* **What is being asked**: Every line of the material below should be repeated exactly.

Dataset rows

"""

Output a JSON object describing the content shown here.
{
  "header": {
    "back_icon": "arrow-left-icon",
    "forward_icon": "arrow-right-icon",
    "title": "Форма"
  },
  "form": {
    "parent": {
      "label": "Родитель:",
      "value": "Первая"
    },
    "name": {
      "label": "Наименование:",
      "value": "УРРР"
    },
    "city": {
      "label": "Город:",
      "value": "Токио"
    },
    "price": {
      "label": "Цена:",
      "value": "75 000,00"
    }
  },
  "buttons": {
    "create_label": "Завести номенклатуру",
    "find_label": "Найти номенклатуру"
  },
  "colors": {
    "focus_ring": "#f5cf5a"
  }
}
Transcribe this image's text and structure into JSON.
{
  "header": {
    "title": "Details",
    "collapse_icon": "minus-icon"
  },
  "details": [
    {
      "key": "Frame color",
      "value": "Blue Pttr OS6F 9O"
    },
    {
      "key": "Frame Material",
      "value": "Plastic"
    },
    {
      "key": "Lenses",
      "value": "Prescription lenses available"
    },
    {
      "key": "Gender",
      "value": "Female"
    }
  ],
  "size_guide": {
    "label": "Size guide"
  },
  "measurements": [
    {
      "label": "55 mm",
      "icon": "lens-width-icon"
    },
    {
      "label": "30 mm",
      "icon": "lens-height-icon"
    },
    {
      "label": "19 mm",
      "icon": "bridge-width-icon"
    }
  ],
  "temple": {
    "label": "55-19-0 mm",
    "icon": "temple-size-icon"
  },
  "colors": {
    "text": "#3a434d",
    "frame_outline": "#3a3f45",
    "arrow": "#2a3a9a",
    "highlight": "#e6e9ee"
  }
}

"""

* **Result for this task**:
Output a JSON object describing the content shown here.
{
  "header": {
    "back_icon": "arrow-left-icon",
    "forward_icon": "arrow-right-icon",
    "title": "Форма"
  },
  "form": {
    "parent": {
      "label": "Родитель:",
      "value": "Первая"
    },
    "name": {
      "label": "Наименование:",
      "value": "УРРР"
    },
    "city": {
      "label": "Город:",
      "value": "Токио"
    },
    "price": {
      "label": "Цена:",
      "value": "75 000,00"
    }
  },
  "buttons": {
    "create_label": "Завести номенклатуру",
    "find_label": "Найти номенклатуру"
  },
  "colors": {
    "focus_ring": "#f5cf5a"
  }
}
Transcribe this image's text and structure into JSON.
{
  "header": {
    "title": "Details",
    "collapse_icon": "minus-icon"
  },
  "details": [
    {
      "key": "Frame color",
      "value": "Blue Pttr OS6F 9O"
    },
    {
      "key": "Frame Material",
      "value": "Plastic"
    },
    {
      "key": "Lenses",
      "value": "Prescription lenses available"
    },
    {
      "key": "Gender",
      "value": "Female"
    }
  ],
  "size_guide": {
    "label": "Size guide"
  },
  "measurements": [
    {
      "label": "55 mm",
      "icon": "lens-width-icon"
    },
    {
      "label": "30 mm",
      "icon": "lens-height-icon"
    },
    {
      "label": "19 mm",
      "icon": "bridge-width-icon"
    }
  ],
  "temple": {
    "label": "55-19-0 mm",
    "icon": "temple-size-icon"
  },
  "colors": {
    "text": "#3a434d",
    "frame_outline": "#3a3f45",
    "arrow": "#2a3a9a",
    "highlight": "#e6e9ee"
  }
}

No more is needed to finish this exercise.